What is being asked: Repeat the data that follows, word for word, without the images.
-- start --
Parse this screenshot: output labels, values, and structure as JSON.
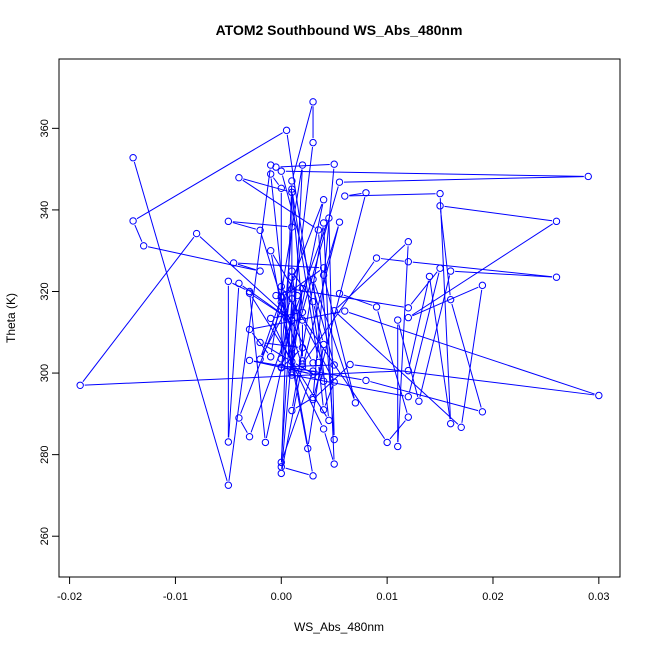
{
  "chart_data": {
    "type": "line",
    "title": "ATOM2 Southbound WS_Abs_480nm",
    "xlabel": "WS_Abs_480nm",
    "ylabel": "Theta (K)",
    "xlim": [
      -0.021,
      0.032
    ],
    "ylim": [
      250,
      377
    ],
    "xticks": [
      -0.02,
      -0.01,
      0.0,
      0.01,
      0.02,
      0.03
    ],
    "xtick_labels": [
      "-0.02",
      "-0.01",
      "0.00",
      "0.01",
      "0.02",
      "0.03"
    ],
    "yticks": [
      260,
      280,
      300,
      320,
      340,
      360
    ],
    "ytick_labels": [
      "260",
      "280",
      "300",
      "320",
      "340",
      "360"
    ],
    "grid": false,
    "series": [
      {
        "color": "#0000ff",
        "markers": "open-circle",
        "points": [
          [
            -0.014,
            352.8
          ],
          [
            -0.005,
            272.5
          ],
          [
            -0.001,
            351
          ],
          [
            -0.0005,
            350.5
          ],
          [
            0.005,
            351.2
          ],
          [
            0.003,
            294
          ],
          [
            0.001,
            290.8
          ],
          [
            0.004,
            336.8
          ],
          [
            0.005,
            277.7
          ],
          [
            0.004,
            286.3
          ],
          [
            -0.001,
            313.4
          ],
          [
            0.002,
            314.9
          ],
          [
            0.001,
            345.1
          ],
          [
            0.0035,
            302.6
          ],
          [
            0.004,
            291
          ],
          [
            0.005,
            297.8
          ],
          [
            0.002,
            313
          ],
          [
            0.002,
            303
          ],
          [
            0.001,
            325
          ],
          [
            0.003,
            317.5
          ],
          [
            0.004,
            307
          ],
          [
            0.0025,
            281.5
          ],
          [
            -0.001,
            330
          ],
          [
            0.0015,
            319
          ],
          [
            -0.0015,
            283
          ],
          [
            -0.003,
            320
          ],
          [
            -0.005,
            322.5
          ],
          [
            -0.005,
            283.1
          ],
          [
            -0.004,
            322
          ],
          [
            0.001,
            312.8
          ],
          [
            -0.003,
            319.6
          ],
          [
            0.0045,
            288.4
          ],
          [
            0.003,
            323
          ],
          [
            0.007,
            292.7
          ],
          [
            0.004,
            324
          ],
          [
            0.0055,
            337
          ],
          [
            0.002,
            301.5
          ],
          [
            -0.002,
            335
          ],
          [
            -0.005,
            337.2
          ],
          [
            0.001,
            335.8
          ],
          [
            0.0,
            303.5
          ],
          [
            0.0,
            345.3
          ],
          [
            -0.001,
            348.8
          ],
          [
            0.001,
            299.5
          ],
          [
            0.012,
            294.2
          ],
          [
            0.015,
            325.7
          ],
          [
            0.012,
            316
          ],
          [
            0.001,
            320.6
          ],
          [
            -0.0005,
            319
          ],
          [
            0.0,
            318.8
          ],
          [
            0.003,
            274.8
          ],
          [
            0.0,
            277
          ],
          [
            0.001,
            347.1
          ],
          [
            0.003,
            366.5
          ],
          [
            0.003,
            356.5
          ],
          [
            0.001,
            313
          ],
          [
            -0.008,
            334.2
          ],
          [
            -0.019,
            297
          ],
          [
            0.012,
            300.6
          ],
          [
            0.014,
            323.7
          ],
          [
            0.016,
            287.6
          ],
          [
            0.015,
            344
          ],
          [
            0.006,
            343.4
          ],
          [
            0.008,
            344.2
          ],
          [
            0.003,
            293.5
          ],
          [
            0.0065,
            302.1
          ],
          [
            0.03,
            294.5
          ],
          [
            0.006,
            315.2
          ],
          [
            -0.003,
            310.7
          ],
          [
            -0.001,
            304
          ],
          [
            0.002,
            351
          ],
          [
            0.001,
            300.1
          ],
          [
            0.001,
            344.3
          ],
          [
            -0.004,
            347.9
          ],
          [
            0.0035,
            335.1
          ],
          [
            0.005,
            283.7
          ],
          [
            0.0045,
            338
          ],
          [
            -0.003,
            284.4
          ],
          [
            -0.004,
            289
          ],
          [
            0.004,
            342.5
          ],
          [
            0.001,
            304.5
          ],
          [
            0.0,
            275.4
          ],
          [
            0.002,
            302.2
          ],
          [
            0.009,
            328.2
          ],
          [
            0.012,
            327.3
          ],
          [
            0.026,
            323.5
          ],
          [
            0.016,
            325
          ],
          [
            0.013,
            293.1
          ],
          [
            0.011,
            313
          ],
          [
            0.011,
            282
          ],
          [
            0.012,
            332.2
          ],
          [
            0.005,
            315.3
          ],
          [
            0.017,
            286.7
          ],
          [
            0.019,
            321.5
          ],
          [
            0.012,
            313.6
          ],
          [
            0.026,
            337.2
          ],
          [
            0.015,
            341
          ],
          [
            0.016,
            318
          ],
          [
            0.019,
            290.5
          ],
          [
            0.008,
            298.2
          ],
          [
            -0.003,
            303.1
          ],
          [
            0.003,
            299.7
          ],
          [
            0.0,
            301.5
          ],
          [
            0.005,
            302
          ],
          [
            0.0,
            349.5
          ],
          [
            0.029,
            348.2
          ],
          [
            0.0055,
            346.8
          ],
          [
            0.001,
            306.1
          ],
          [
            0.002,
            320.7
          ],
          [
            0.001,
            300.4
          ],
          [
            0.001,
            323.5
          ],
          [
            0.0,
            301.3
          ],
          [
            0.002,
            306.2
          ],
          [
            -0.002,
            307.5
          ],
          [
            0.001,
            302.8
          ],
          [
            0.0035,
            299.1
          ],
          [
            0.004,
            298
          ],
          [
            0.0005,
            359.5
          ],
          [
            -0.014,
            337.3
          ],
          [
            -0.013,
            331.2
          ],
          [
            -0.002,
            325
          ],
          [
            -0.0045,
            327
          ],
          [
            0.004,
            325.8
          ],
          [
            0.0,
            318.5
          ],
          [
            -0.002,
            303.4
          ],
          [
            0.001,
            318.2
          ],
          [
            0.0,
            278.1
          ],
          [
            0.003,
            300.5
          ],
          [
            0.003,
            302.5
          ],
          [
            0.0,
            317.4
          ],
          [
            0.0,
            321.2
          ],
          [
            0.01,
            283
          ],
          [
            0.012,
            289.2
          ],
          [
            0.009,
            316.2
          ],
          [
            0.0055,
            319.5
          ]
        ]
      }
    ]
  }
}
-- end --
Completed exercise:
Parse this screenshot: output labels, values, and structure as JSON.
{
  "chart_data": {
    "type": "line",
    "title": "ATOM2 Southbound WS_Abs_480nm",
    "xlabel": "WS_Abs_480nm",
    "ylabel": "Theta (K)",
    "xlim": [
      -0.021,
      0.032
    ],
    "ylim": [
      250,
      377
    ],
    "xticks": [
      -0.02,
      -0.01,
      0.0,
      0.01,
      0.02,
      0.03
    ],
    "xtick_labels": [
      "-0.02",
      "-0.01",
      "0.00",
      "0.01",
      "0.02",
      "0.03"
    ],
    "yticks": [
      260,
      280,
      300,
      320,
      340,
      360
    ],
    "ytick_labels": [
      "260",
      "280",
      "300",
      "320",
      "340",
      "360"
    ],
    "grid": false,
    "series": [
      {
        "color": "#0000ff",
        "markers": "open-circle",
        "points": [
          [
            -0.014,
            352.8
          ],
          [
            -0.005,
            272.5
          ],
          [
            -0.001,
            351
          ],
          [
            -0.0005,
            350.5
          ],
          [
            0.005,
            351.2
          ],
          [
            0.003,
            294
          ],
          [
            0.001,
            290.8
          ],
          [
            0.004,
            336.8
          ],
          [
            0.005,
            277.7
          ],
          [
            0.004,
            286.3
          ],
          [
            -0.001,
            313.4
          ],
          [
            0.002,
            314.9
          ],
          [
            0.001,
            345.1
          ],
          [
            0.0035,
            302.6
          ],
          [
            0.004,
            291
          ],
          [
            0.005,
            297.8
          ],
          [
            0.002,
            313
          ],
          [
            0.002,
            303
          ],
          [
            0.001,
            325
          ],
          [
            0.003,
            317.5
          ],
          [
            0.004,
            307
          ],
          [
            0.0025,
            281.5
          ],
          [
            -0.001,
            330
          ],
          [
            0.0015,
            319
          ],
          [
            -0.0015,
            283
          ],
          [
            -0.003,
            320
          ],
          [
            -0.005,
            322.5
          ],
          [
            -0.005,
            283.1
          ],
          [
            -0.004,
            322
          ],
          [
            0.001,
            312.8
          ],
          [
            -0.003,
            319.6
          ],
          [
            0.0045,
            288.4
          ],
          [
            0.003,
            323
          ],
          [
            0.007,
            292.7
          ],
          [
            0.004,
            324
          ],
          [
            0.0055,
            337
          ],
          [
            0.002,
            301.5
          ],
          [
            -0.002,
            335
          ],
          [
            -0.005,
            337.2
          ],
          [
            0.001,
            335.8
          ],
          [
            0.0,
            303.5
          ],
          [
            0.0,
            345.3
          ],
          [
            -0.001,
            348.8
          ],
          [
            0.001,
            299.5
          ],
          [
            0.012,
            294.2
          ],
          [
            0.015,
            325.7
          ],
          [
            0.012,
            316
          ],
          [
            0.001,
            320.6
          ],
          [
            -0.0005,
            319
          ],
          [
            0.0,
            318.8
          ],
          [
            0.003,
            274.8
          ],
          [
            0.0,
            277
          ],
          [
            0.001,
            347.1
          ],
          [
            0.003,
            366.5
          ],
          [
            0.003,
            356.5
          ],
          [
            0.001,
            313
          ],
          [
            -0.008,
            334.2
          ],
          [
            -0.019,
            297
          ],
          [
            0.012,
            300.6
          ],
          [
            0.014,
            323.7
          ],
          [
            0.016,
            287.6
          ],
          [
            0.015,
            344
          ],
          [
            0.006,
            343.4
          ],
          [
            0.008,
            344.2
          ],
          [
            0.003,
            293.5
          ],
          [
            0.0065,
            302.1
          ],
          [
            0.03,
            294.5
          ],
          [
            0.006,
            315.2
          ],
          [
            -0.003,
            310.7
          ],
          [
            -0.001,
            304
          ],
          [
            0.002,
            351
          ],
          [
            0.001,
            300.1
          ],
          [
            0.001,
            344.3
          ],
          [
            -0.004,
            347.9
          ],
          [
            0.0035,
            335.1
          ],
          [
            0.005,
            283.7
          ],
          [
            0.0045,
            338
          ],
          [
            -0.003,
            284.4
          ],
          [
            -0.004,
            289
          ],
          [
            0.004,
            342.5
          ],
          [
            0.001,
            304.5
          ],
          [
            0.0,
            275.4
          ],
          [
            0.002,
            302.2
          ],
          [
            0.009,
            328.2
          ],
          [
            0.012,
            327.3
          ],
          [
            0.026,
            323.5
          ],
          [
            0.016,
            325
          ],
          [
            0.013,
            293.1
          ],
          [
            0.011,
            313
          ],
          [
            0.011,
            282
          ],
          [
            0.012,
            332.2
          ],
          [
            0.005,
            315.3
          ],
          [
            0.017,
            286.7
          ],
          [
            0.019,
            321.5
          ],
          [
            0.012,
            313.6
          ],
          [
            0.026,
            337.2
          ],
          [
            0.015,
            341
          ],
          [
            0.016,
            318
          ],
          [
            0.019,
            290.5
          ],
          [
            0.008,
            298.2
          ],
          [
            -0.003,
            303.1
          ],
          [
            0.003,
            299.7
          ],
          [
            0.0,
            301.5
          ],
          [
            0.005,
            302
          ],
          [
            0.0,
            349.5
          ],
          [
            0.029,
            348.2
          ],
          [
            0.0055,
            346.8
          ],
          [
            0.001,
            306.1
          ],
          [
            0.002,
            320.7
          ],
          [
            0.001,
            300.4
          ],
          [
            0.001,
            323.5
          ],
          [
            0.0,
            301.3
          ],
          [
            0.002,
            306.2
          ],
          [
            -0.002,
            307.5
          ],
          [
            0.001,
            302.8
          ],
          [
            0.0035,
            299.1
          ],
          [
            0.004,
            298
          ],
          [
            0.0005,
            359.5
          ],
          [
            -0.014,
            337.3
          ],
          [
            -0.013,
            331.2
          ],
          [
            -0.002,
            325
          ],
          [
            -0.0045,
            327
          ],
          [
            0.004,
            325.8
          ],
          [
            0.0,
            318.5
          ],
          [
            -0.002,
            303.4
          ],
          [
            0.001,
            318.2
          ],
          [
            0.0,
            278.1
          ],
          [
            0.003,
            300.5
          ],
          [
            0.003,
            302.5
          ],
          [
            0.0,
            317.4
          ],
          [
            0.0,
            321.2
          ],
          [
            0.01,
            283
          ],
          [
            0.012,
            289.2
          ],
          [
            0.009,
            316.2
          ],
          [
            0.0055,
            319.5
          ]
        ]
      }
    ]
  }
}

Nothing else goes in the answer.